EXERCICE COURT A: Relevez sans rien y changer les lignes fournies, de la toute première jusqu'à celle qui contient « skull-stripe — [294, 530, 984, 668] », ces deux lignes comprises.

« Je n’étais ni mort ni vivant, j’étais hanté. »
Il se nomme Clay Sawyer. Il est revenu de Mars – seul. Tous les autres membres de la colonie sont morts. Pourquoi, comment, quels ont été les déterminants du désastre, il ne s’en souvient pas. Une fois terminée sa quarantaine, au sortir de l’hôpital, le voilà perdu, comme dans une étrange convalescence, entre son appartement et l’Agence Martienne, ballotté entre les médecins, les psychologues, les psychiatres, et les huiles du programme spatial. Errant dans les méandres de sa mémoire lacunaire, déambulant à travers la ville et les environs, à travers un désarroi qu’il s’efforce en vain de conjurer.
« Les huiles de l’Agence devaient en savoir plus que ce qu’ils voulaient bien en dire. Ils avaient dû célébrer ça, en apprenant que je ne me souvenais de rien. C’était inespéré. »
L’Agence prend soin de lui. Mais met à sa disposition une moto surpuissante, aux performances de frelon, aux commandes de laquelle il ne lui serait que trop facile d’avoir un accident. Peu à peu, Sawyer comprend qu’il est l’objet d’une bienveillance factice et d’une surveillance de tous les instants : de la part d’individus qu’il connaît, de la part d’autres individus qu’il ne connaît pas – jusqu’à son concierge et aux personnes qu’il rencontre apparemment par hasard. Et il commence à deviner que la Martian Space Agency n’aurait rien contre l’idée de lui faire porter le chapeau d’un fiasco dont elle affirme ne pas connaître la cause.

LIGNES FOURNIES:

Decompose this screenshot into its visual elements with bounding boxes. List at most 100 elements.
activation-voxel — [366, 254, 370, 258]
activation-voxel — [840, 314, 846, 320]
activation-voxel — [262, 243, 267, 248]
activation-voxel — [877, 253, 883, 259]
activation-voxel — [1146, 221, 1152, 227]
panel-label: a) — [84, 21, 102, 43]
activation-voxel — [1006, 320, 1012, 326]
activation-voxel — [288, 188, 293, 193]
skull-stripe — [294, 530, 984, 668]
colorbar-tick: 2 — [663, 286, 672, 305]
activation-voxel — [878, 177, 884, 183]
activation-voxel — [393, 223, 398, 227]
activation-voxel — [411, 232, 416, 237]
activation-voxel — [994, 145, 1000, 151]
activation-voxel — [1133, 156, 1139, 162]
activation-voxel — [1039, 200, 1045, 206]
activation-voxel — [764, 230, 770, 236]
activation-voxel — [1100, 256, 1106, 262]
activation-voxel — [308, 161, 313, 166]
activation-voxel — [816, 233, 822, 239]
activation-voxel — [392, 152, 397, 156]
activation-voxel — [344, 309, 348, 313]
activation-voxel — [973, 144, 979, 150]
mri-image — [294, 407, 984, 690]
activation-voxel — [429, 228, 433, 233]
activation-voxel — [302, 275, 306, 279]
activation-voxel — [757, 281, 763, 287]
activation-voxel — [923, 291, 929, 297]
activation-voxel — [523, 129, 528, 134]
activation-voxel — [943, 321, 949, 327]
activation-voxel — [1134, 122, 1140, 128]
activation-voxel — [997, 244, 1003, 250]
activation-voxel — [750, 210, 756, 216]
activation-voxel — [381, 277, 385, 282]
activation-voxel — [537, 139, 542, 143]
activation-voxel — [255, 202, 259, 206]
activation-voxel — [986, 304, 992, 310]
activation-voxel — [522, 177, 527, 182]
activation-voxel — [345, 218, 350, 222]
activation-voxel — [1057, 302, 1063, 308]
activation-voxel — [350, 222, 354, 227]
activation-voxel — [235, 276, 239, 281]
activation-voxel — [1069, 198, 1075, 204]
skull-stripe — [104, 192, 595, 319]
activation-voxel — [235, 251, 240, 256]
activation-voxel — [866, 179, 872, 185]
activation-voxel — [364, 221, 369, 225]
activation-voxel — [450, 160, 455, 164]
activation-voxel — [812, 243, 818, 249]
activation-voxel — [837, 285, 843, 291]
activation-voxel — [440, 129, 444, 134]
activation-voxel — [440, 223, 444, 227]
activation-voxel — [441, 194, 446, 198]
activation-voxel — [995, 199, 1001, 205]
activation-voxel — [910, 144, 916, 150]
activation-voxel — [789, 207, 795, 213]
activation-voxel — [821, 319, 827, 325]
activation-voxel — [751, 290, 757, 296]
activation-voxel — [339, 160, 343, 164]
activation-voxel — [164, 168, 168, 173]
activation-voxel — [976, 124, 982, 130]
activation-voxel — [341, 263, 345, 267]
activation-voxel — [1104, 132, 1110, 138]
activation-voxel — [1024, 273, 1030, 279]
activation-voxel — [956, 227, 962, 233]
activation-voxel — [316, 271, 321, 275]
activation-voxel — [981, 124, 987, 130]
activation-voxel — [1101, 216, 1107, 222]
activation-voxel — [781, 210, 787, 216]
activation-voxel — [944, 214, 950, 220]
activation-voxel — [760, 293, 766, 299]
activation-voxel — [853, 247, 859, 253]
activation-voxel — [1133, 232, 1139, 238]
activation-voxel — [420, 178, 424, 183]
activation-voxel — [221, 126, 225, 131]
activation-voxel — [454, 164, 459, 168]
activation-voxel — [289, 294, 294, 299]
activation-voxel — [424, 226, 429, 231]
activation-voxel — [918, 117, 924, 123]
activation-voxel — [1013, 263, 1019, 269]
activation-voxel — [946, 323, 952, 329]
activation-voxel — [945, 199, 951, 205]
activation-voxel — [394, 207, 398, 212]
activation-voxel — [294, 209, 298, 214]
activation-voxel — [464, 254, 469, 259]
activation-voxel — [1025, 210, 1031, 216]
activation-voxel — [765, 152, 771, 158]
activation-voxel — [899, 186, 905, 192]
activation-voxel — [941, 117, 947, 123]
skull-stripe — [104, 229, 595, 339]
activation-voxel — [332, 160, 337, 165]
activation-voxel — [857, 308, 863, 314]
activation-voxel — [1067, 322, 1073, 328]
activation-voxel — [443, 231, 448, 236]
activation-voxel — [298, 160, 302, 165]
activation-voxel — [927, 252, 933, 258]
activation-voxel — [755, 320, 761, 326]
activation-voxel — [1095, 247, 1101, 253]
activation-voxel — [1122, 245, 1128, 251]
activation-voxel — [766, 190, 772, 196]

EXERCICE COURT B:
Répondez brièvement à ces questions sur l'extrait :
(i) De quelle planète Clay Sawyer est-il revenu seul ?
(ii) Quel véhicule l'Agence met-elle à sa disposition ?
(iii) Jusqu'à qui s'étend la surveillance dont il fait l'objet ?

RÉSULTAT ATTENDU A:
Decompose this screenshot into its visual elements with bounding boxes. List at most 100 elements.
activation-voxel — [366, 254, 370, 258]
activation-voxel — [840, 314, 846, 320]
activation-voxel — [262, 243, 267, 248]
activation-voxel — [877, 253, 883, 259]
activation-voxel — [1146, 221, 1152, 227]
panel-label: a) — [84, 21, 102, 43]
activation-voxel — [1006, 320, 1012, 326]
activation-voxel — [288, 188, 293, 193]
skull-stripe — [294, 530, 984, 668]

RÉSULTAT ATTENDU B:
(i) De Mars.
(ii) Une moto surpuissante, aux performances de frelon.
(iii) Jusqu'à son concierge et aux personnes qu'il rencontre apparemment par hasard.